> [Lines of data]

═══

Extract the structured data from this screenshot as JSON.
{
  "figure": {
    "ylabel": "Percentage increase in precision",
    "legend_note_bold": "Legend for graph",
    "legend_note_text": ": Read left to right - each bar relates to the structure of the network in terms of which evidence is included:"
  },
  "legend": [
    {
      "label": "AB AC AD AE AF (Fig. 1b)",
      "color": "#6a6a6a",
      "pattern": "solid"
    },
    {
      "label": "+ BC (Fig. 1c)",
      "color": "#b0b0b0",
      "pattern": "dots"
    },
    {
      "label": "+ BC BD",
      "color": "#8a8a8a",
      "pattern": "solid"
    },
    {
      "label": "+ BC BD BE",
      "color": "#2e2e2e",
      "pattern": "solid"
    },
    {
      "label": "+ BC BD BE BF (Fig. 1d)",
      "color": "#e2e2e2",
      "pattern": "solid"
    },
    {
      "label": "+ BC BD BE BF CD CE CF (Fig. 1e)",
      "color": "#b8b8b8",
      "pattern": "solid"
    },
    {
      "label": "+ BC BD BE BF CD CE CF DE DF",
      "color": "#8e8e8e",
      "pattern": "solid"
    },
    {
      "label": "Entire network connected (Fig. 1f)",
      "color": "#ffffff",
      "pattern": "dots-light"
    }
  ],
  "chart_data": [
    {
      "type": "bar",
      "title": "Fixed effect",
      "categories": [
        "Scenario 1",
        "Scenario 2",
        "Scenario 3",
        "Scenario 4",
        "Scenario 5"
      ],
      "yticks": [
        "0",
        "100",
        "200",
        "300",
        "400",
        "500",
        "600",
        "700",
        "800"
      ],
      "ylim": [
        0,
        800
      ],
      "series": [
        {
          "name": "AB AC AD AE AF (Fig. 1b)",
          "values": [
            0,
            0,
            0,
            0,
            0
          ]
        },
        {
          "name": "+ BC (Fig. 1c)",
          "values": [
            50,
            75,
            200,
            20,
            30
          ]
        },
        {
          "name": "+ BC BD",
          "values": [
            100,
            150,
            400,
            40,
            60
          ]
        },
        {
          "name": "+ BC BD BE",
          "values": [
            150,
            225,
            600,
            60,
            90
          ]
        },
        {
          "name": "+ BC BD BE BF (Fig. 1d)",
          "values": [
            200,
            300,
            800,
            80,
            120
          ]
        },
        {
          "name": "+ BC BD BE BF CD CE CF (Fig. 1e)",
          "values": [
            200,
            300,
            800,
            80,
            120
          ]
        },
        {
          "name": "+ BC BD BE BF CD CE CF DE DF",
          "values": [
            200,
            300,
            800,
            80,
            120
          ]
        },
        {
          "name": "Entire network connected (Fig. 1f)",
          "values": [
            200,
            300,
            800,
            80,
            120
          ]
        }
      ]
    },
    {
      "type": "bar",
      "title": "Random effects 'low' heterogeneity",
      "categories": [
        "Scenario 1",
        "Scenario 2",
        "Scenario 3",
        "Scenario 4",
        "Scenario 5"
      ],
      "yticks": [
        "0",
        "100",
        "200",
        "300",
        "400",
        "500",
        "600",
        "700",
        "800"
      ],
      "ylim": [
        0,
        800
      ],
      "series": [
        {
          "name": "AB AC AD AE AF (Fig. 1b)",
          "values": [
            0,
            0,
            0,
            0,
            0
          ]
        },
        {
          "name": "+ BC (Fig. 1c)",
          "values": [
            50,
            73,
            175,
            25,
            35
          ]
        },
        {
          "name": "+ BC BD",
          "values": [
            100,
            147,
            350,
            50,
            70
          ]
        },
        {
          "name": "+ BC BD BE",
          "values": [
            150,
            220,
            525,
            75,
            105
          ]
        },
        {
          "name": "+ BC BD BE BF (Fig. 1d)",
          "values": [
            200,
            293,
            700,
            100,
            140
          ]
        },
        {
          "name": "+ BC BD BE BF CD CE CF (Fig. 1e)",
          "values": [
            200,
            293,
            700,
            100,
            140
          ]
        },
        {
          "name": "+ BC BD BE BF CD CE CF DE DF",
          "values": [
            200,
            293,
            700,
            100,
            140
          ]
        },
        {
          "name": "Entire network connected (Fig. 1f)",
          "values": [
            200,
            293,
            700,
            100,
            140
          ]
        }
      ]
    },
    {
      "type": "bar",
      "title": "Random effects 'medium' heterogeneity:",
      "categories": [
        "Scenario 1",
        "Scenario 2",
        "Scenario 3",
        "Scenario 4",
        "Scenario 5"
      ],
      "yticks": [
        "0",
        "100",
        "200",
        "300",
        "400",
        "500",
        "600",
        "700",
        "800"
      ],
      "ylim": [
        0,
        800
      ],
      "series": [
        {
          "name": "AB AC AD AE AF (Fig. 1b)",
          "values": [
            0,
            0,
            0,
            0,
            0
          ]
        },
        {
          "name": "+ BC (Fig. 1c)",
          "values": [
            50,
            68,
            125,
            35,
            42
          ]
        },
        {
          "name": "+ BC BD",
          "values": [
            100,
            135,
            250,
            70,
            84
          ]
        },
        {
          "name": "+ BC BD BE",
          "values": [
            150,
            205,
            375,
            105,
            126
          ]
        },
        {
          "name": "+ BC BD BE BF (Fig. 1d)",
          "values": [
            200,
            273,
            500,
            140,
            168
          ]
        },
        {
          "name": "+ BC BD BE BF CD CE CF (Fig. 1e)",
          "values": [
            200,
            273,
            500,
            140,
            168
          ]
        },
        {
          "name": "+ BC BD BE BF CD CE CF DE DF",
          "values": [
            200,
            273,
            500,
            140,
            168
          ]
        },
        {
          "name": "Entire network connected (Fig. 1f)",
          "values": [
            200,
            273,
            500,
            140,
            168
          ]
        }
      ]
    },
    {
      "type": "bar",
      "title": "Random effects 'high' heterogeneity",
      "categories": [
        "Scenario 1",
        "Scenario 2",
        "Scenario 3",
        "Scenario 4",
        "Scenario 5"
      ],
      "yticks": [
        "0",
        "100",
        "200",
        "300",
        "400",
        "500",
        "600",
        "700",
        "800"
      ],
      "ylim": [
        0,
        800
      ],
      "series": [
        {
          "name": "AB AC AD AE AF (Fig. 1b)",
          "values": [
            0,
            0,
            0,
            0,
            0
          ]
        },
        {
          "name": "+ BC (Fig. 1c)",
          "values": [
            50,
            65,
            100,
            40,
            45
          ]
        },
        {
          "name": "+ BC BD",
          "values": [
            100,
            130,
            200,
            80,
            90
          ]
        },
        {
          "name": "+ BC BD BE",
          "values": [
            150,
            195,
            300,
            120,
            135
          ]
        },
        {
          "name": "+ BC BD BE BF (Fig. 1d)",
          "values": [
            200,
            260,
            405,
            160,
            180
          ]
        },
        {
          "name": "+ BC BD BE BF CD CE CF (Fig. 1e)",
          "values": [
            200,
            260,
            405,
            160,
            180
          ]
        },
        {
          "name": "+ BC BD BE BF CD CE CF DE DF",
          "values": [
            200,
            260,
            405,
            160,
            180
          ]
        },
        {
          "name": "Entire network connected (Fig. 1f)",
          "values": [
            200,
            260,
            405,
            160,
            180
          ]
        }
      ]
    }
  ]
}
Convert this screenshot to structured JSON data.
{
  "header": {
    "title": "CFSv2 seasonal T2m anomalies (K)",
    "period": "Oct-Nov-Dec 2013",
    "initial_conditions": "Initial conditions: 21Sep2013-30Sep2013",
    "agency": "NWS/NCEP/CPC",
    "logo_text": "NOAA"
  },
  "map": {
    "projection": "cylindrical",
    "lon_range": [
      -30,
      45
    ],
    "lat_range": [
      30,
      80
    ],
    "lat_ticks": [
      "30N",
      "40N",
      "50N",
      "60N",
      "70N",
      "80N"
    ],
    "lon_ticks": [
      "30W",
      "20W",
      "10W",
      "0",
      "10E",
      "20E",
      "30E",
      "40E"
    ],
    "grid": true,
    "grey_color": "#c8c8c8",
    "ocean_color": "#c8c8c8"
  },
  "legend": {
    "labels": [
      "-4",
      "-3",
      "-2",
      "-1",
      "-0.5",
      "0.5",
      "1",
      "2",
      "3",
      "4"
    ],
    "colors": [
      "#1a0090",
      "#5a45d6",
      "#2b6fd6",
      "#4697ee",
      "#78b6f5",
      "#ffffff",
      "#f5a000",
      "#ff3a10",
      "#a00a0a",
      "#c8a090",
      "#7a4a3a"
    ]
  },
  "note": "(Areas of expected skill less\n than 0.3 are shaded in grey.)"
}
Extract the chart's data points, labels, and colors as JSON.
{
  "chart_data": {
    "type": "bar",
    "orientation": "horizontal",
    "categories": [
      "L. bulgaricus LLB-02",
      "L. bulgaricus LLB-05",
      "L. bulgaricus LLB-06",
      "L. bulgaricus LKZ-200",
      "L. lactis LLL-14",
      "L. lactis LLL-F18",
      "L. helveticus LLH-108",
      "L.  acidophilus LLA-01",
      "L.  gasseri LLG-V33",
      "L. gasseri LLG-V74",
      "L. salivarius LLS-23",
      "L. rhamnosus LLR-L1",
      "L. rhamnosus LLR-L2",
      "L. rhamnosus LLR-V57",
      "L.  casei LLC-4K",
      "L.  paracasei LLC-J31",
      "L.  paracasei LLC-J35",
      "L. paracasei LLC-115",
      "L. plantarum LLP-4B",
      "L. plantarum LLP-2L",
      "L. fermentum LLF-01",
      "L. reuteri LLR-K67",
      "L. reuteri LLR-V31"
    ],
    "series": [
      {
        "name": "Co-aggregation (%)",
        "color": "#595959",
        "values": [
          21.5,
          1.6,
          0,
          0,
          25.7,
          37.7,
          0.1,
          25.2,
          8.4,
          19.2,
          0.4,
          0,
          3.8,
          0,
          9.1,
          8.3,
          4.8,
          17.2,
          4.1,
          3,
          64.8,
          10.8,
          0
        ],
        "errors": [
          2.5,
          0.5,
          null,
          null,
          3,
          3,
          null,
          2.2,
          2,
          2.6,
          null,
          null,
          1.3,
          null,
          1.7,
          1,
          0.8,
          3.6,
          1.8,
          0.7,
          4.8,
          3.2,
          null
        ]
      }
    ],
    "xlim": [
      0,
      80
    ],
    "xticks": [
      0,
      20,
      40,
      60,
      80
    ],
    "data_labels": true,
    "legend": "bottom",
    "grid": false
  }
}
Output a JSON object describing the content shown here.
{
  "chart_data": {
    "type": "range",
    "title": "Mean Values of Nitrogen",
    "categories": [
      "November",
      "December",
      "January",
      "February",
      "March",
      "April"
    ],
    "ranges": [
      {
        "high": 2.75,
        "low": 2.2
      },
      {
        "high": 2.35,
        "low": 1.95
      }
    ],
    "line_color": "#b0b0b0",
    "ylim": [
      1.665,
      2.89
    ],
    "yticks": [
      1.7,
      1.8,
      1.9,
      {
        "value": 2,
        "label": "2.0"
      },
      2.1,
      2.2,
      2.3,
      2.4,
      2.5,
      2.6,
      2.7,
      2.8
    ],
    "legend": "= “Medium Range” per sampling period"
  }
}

═══

Using the material above, work out how many lines contain the string "bulgaricus". Give that number alone.

> [Result]
4